• Given task: Lines holding the string "term" are the ones to copy from this listing.

• Extracted material:
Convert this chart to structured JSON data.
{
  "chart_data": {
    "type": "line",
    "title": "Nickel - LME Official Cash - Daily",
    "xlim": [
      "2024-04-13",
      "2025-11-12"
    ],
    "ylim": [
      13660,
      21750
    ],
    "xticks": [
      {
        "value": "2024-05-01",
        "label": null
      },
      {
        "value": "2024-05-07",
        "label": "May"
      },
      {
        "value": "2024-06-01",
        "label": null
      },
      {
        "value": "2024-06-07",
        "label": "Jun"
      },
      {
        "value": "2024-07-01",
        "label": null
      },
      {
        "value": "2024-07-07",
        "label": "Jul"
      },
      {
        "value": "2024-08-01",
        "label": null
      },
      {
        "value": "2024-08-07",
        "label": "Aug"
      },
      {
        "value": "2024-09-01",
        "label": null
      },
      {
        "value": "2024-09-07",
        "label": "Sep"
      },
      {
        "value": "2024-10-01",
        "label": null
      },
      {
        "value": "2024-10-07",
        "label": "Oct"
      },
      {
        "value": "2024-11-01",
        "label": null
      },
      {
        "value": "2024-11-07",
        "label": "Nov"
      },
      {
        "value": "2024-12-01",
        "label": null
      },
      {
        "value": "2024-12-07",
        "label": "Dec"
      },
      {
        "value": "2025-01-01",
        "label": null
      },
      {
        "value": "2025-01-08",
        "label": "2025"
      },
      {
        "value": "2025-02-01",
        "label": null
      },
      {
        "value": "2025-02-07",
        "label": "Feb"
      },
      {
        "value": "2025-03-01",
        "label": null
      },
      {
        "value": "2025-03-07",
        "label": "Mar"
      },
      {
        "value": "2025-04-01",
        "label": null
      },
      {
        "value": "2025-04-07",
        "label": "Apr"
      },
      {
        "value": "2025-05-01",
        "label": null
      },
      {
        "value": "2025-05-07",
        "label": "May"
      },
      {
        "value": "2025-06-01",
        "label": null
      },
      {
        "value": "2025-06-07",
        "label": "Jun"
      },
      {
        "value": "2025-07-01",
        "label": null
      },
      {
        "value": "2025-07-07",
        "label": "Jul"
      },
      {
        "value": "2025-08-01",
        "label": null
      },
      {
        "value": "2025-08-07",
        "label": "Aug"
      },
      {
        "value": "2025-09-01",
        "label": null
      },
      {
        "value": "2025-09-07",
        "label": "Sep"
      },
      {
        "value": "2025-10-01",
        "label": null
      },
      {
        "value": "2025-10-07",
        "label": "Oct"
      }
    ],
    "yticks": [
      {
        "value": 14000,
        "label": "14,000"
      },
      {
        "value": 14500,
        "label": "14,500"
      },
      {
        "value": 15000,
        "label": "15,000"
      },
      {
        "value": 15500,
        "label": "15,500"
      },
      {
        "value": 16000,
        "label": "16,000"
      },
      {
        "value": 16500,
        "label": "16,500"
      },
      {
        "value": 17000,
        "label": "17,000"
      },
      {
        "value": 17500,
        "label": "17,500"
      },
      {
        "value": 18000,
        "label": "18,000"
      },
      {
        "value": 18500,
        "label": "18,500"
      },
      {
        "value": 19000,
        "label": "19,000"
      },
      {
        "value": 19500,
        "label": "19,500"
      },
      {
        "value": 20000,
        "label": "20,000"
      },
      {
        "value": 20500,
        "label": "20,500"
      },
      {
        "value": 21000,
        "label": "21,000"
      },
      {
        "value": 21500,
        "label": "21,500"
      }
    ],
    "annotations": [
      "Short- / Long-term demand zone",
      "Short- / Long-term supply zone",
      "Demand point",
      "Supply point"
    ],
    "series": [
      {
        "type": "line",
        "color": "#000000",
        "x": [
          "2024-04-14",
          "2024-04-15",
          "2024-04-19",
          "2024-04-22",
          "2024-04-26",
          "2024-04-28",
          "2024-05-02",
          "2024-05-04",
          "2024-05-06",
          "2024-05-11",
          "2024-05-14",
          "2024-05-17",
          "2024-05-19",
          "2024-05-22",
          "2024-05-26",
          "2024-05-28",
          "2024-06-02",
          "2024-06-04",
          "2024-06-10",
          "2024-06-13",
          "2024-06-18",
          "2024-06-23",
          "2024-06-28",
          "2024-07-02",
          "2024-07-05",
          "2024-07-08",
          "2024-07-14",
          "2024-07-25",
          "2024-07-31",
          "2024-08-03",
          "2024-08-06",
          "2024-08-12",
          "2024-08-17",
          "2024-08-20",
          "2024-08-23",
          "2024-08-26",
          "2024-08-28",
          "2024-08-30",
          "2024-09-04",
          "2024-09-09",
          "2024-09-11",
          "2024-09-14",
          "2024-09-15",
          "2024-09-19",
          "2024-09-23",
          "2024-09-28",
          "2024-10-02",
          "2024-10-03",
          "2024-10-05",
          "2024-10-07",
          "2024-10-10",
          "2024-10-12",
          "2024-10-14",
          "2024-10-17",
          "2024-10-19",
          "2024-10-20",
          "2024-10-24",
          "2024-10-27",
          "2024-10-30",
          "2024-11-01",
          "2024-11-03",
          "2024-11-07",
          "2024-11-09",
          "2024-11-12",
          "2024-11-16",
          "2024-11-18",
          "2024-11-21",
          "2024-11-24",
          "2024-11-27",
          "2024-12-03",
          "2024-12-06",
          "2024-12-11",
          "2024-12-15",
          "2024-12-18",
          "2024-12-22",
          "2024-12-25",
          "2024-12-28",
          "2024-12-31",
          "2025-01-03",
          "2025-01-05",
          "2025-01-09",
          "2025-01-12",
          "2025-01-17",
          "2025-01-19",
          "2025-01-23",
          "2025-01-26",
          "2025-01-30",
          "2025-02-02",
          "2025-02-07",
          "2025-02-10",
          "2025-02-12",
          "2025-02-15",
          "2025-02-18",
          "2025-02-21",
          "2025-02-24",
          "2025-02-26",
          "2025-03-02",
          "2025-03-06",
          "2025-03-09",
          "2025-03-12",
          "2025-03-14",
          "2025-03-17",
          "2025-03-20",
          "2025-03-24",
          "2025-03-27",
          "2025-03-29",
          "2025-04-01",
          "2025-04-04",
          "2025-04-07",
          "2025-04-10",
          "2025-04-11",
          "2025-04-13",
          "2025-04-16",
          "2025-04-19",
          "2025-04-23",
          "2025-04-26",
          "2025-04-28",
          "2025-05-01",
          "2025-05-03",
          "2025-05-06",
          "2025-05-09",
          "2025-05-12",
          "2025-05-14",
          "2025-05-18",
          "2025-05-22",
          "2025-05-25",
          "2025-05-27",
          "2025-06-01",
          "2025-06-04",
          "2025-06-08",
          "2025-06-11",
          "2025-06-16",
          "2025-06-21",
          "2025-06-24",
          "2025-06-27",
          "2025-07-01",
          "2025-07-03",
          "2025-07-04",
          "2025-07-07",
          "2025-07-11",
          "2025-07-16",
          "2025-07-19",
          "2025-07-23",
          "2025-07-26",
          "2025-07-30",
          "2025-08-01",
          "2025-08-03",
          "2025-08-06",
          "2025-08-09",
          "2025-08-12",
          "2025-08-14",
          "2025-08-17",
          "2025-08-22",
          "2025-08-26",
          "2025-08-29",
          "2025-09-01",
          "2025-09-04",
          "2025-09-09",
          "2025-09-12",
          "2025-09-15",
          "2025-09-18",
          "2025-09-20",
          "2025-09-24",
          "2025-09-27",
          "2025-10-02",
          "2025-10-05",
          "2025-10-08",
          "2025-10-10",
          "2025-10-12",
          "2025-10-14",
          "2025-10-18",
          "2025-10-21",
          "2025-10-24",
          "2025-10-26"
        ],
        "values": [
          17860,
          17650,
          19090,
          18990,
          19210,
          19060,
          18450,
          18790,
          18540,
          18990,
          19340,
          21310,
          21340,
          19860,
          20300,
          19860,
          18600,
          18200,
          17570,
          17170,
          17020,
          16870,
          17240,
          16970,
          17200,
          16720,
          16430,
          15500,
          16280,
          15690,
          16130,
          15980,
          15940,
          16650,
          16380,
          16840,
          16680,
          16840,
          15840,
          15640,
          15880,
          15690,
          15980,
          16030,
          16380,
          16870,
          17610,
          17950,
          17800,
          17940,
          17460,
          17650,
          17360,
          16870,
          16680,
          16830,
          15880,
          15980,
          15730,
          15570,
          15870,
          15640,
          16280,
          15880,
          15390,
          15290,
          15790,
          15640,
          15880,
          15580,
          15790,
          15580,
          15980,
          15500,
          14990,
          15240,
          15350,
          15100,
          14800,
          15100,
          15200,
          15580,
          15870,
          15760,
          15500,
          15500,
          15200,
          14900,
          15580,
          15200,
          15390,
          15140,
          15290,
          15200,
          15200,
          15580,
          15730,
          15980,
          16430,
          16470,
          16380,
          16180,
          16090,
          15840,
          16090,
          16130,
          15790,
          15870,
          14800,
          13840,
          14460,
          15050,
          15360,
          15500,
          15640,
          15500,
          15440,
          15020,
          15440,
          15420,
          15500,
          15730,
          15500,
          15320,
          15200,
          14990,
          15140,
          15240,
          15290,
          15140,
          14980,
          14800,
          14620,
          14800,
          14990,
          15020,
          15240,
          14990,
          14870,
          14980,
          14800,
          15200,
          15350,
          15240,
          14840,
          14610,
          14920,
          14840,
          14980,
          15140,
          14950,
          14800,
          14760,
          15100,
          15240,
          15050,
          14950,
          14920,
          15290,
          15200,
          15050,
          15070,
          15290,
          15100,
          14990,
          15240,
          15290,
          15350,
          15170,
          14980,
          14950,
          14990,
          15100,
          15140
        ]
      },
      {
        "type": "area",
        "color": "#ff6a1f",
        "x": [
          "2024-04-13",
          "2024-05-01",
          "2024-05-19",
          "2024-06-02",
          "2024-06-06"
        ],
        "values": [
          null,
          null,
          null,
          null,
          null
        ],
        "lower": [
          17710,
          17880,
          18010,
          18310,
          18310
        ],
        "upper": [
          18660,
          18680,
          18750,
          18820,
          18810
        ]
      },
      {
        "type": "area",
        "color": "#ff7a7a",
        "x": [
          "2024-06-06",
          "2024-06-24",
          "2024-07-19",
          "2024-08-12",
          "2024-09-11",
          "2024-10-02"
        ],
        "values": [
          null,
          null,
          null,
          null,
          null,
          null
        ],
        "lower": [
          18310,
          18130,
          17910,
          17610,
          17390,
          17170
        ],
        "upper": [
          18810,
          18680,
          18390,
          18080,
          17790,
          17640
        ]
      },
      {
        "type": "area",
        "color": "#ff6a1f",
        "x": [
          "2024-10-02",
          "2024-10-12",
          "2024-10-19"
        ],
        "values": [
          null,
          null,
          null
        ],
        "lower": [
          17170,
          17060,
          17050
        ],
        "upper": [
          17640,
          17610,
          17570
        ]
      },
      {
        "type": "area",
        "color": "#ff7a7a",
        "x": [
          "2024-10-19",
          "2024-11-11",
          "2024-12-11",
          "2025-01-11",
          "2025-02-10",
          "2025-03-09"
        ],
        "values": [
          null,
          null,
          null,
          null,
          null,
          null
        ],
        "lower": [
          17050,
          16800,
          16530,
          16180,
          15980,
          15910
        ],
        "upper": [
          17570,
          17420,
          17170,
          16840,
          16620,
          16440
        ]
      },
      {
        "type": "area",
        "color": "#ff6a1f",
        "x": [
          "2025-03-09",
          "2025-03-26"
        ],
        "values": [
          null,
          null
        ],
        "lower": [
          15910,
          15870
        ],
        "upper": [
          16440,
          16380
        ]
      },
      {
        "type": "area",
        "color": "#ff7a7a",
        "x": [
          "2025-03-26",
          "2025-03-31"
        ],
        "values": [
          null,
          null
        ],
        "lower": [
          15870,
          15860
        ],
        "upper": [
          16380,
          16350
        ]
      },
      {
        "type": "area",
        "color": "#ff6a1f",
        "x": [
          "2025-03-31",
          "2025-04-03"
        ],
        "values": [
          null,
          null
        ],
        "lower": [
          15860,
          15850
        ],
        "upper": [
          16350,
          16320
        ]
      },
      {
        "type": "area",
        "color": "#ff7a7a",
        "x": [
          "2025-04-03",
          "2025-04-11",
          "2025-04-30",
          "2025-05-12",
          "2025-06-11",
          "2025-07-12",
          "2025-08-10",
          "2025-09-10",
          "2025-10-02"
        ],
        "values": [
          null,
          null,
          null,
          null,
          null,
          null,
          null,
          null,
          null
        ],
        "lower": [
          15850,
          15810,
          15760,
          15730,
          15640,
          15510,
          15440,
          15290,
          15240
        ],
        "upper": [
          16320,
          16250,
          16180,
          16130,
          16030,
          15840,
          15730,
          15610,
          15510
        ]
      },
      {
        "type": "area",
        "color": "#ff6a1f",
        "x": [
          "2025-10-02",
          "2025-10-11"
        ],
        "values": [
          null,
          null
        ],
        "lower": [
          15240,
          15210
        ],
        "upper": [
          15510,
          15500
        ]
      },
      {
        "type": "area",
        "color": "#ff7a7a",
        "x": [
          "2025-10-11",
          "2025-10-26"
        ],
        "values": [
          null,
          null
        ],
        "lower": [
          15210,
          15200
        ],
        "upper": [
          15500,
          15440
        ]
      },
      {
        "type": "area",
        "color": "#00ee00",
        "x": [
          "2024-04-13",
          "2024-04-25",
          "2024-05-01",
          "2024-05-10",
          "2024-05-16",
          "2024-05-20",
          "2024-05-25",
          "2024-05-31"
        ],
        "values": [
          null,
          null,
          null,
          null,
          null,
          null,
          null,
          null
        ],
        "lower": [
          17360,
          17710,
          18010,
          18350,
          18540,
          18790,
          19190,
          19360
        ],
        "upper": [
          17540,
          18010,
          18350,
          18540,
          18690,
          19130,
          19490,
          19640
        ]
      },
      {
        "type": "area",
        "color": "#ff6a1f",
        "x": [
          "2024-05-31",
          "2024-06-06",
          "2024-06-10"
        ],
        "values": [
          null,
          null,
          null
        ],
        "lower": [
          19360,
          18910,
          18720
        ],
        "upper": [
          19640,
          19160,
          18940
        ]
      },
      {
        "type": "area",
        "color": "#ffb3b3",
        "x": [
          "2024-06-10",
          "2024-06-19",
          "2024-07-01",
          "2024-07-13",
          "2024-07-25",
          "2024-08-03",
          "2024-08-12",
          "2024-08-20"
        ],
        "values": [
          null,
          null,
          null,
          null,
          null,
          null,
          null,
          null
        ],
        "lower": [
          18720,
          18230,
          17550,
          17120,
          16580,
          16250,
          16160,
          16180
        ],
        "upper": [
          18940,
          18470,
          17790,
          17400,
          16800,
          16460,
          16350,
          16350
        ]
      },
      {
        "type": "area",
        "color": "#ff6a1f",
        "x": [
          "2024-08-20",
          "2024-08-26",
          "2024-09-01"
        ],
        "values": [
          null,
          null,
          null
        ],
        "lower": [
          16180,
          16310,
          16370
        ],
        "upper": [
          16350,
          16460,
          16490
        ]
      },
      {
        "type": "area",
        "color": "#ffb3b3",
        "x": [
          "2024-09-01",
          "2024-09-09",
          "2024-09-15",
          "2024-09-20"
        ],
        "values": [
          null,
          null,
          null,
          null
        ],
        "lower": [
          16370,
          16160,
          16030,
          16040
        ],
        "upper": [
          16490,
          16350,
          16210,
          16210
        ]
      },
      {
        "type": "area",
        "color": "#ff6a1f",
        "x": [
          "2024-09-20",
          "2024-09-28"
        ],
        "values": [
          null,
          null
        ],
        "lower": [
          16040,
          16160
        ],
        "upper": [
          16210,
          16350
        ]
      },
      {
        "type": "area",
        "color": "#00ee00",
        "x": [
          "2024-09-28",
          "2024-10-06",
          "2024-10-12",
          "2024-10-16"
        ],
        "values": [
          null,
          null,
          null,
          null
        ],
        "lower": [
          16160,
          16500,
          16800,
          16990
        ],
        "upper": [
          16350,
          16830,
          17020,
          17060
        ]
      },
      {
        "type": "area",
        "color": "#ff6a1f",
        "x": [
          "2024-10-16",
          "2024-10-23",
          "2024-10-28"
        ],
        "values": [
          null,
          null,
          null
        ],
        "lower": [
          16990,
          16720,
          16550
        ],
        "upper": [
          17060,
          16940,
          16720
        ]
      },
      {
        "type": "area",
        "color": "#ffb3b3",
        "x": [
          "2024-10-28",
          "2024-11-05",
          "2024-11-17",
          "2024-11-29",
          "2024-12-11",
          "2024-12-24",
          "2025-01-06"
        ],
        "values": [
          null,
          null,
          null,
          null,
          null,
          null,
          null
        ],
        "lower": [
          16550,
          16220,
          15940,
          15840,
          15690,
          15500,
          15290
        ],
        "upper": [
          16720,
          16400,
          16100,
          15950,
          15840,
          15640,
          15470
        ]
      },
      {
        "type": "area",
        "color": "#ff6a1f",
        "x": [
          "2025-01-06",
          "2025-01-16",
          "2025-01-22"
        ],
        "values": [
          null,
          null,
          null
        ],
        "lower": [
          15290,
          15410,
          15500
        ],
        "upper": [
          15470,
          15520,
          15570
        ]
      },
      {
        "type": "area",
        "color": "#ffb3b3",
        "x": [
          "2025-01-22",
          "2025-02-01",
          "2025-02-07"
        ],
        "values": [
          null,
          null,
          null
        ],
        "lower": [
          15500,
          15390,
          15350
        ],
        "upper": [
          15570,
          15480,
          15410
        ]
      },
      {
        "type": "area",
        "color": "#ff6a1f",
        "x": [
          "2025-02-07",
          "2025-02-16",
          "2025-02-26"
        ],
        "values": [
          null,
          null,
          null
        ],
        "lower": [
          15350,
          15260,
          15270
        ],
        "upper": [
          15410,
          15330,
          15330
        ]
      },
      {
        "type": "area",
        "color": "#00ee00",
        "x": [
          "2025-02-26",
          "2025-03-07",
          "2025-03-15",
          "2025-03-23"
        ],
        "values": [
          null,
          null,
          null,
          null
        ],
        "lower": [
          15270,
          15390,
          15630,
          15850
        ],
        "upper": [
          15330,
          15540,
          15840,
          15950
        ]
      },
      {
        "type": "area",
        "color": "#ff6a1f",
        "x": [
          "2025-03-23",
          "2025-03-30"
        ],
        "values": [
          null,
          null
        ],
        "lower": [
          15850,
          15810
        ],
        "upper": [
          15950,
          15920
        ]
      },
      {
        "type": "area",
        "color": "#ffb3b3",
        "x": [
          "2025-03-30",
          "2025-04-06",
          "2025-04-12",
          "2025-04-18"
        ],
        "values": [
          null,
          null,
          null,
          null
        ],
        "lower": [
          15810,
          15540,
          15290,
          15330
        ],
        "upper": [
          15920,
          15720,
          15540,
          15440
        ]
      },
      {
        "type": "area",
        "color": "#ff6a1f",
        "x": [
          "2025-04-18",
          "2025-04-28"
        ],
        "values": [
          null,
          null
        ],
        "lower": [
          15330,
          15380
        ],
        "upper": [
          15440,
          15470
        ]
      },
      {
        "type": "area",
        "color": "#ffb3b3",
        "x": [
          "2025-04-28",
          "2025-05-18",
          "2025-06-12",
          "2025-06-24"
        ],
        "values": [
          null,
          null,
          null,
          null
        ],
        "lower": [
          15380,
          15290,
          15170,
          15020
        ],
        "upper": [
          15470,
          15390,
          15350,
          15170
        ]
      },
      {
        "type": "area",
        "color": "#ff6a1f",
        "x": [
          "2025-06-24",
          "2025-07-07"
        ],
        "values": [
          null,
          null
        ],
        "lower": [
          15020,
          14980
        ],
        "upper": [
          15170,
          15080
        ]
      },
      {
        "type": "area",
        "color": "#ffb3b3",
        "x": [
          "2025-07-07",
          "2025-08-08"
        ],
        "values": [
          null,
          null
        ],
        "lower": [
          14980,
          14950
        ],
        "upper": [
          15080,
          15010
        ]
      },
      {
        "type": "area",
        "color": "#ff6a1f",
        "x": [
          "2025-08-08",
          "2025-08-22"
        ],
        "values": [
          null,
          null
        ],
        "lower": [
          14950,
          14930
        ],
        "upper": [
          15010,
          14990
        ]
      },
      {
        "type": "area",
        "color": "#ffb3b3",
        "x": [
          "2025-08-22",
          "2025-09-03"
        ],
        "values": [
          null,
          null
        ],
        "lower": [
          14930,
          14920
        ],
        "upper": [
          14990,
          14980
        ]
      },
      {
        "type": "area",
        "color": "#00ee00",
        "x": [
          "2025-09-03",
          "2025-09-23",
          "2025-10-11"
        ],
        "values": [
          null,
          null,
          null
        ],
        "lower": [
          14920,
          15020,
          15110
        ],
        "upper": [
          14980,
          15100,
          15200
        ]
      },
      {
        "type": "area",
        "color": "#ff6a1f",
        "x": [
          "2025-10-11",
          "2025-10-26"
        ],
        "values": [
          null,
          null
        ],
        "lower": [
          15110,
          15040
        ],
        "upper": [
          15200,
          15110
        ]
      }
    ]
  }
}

• The response:
      "Short- / Long-term demand zone",
      "Short- / Long-term supply zone",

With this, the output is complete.